§ To do:
Extract, from the records beneath this instruction, each line that contains the word "about".

§ Dataset excerpt:
+++

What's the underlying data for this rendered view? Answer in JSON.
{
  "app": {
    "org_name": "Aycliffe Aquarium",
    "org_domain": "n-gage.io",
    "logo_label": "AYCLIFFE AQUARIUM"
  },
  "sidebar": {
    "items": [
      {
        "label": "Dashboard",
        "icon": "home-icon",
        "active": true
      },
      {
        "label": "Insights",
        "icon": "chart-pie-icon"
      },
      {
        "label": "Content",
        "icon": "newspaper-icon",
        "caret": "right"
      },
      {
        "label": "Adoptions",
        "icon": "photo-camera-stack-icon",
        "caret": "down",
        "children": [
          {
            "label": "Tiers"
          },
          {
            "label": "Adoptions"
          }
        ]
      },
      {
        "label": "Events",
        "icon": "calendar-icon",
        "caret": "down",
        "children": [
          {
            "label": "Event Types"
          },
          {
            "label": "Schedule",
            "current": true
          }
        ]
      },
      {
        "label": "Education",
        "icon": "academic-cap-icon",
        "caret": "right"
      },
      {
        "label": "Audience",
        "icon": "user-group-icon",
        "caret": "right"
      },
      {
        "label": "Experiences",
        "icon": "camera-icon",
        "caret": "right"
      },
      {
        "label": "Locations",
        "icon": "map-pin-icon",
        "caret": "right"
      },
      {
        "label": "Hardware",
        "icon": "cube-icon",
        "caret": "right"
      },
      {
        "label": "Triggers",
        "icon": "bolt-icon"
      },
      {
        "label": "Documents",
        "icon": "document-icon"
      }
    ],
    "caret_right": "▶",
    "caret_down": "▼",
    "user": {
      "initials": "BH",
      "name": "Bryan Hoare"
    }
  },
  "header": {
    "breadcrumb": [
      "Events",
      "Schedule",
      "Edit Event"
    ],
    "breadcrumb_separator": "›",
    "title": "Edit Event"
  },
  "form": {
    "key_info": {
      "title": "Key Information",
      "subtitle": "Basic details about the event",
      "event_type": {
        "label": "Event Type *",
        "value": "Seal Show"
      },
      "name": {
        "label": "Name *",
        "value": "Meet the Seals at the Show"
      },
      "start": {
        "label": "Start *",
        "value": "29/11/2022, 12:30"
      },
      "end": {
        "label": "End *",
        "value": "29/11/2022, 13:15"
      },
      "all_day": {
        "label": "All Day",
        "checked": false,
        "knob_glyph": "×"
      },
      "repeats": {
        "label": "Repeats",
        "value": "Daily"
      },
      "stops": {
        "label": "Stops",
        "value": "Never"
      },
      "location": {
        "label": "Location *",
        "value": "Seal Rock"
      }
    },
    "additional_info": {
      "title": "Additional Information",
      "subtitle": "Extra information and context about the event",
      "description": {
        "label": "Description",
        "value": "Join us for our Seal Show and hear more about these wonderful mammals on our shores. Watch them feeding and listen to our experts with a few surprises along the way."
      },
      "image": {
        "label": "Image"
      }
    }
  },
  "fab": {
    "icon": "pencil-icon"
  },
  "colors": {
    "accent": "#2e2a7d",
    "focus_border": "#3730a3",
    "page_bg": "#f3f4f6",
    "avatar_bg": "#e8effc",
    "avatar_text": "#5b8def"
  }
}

+++

§ Correct result:
      "subtitle": "Basic details about the event",
      "subtitle": "Extra information and context about the event",
        "value": "Join us for our Seal Show and hear more about these wonderful mammals on our shores. Watch them feeding and listen to our experts with a few surprises along the way."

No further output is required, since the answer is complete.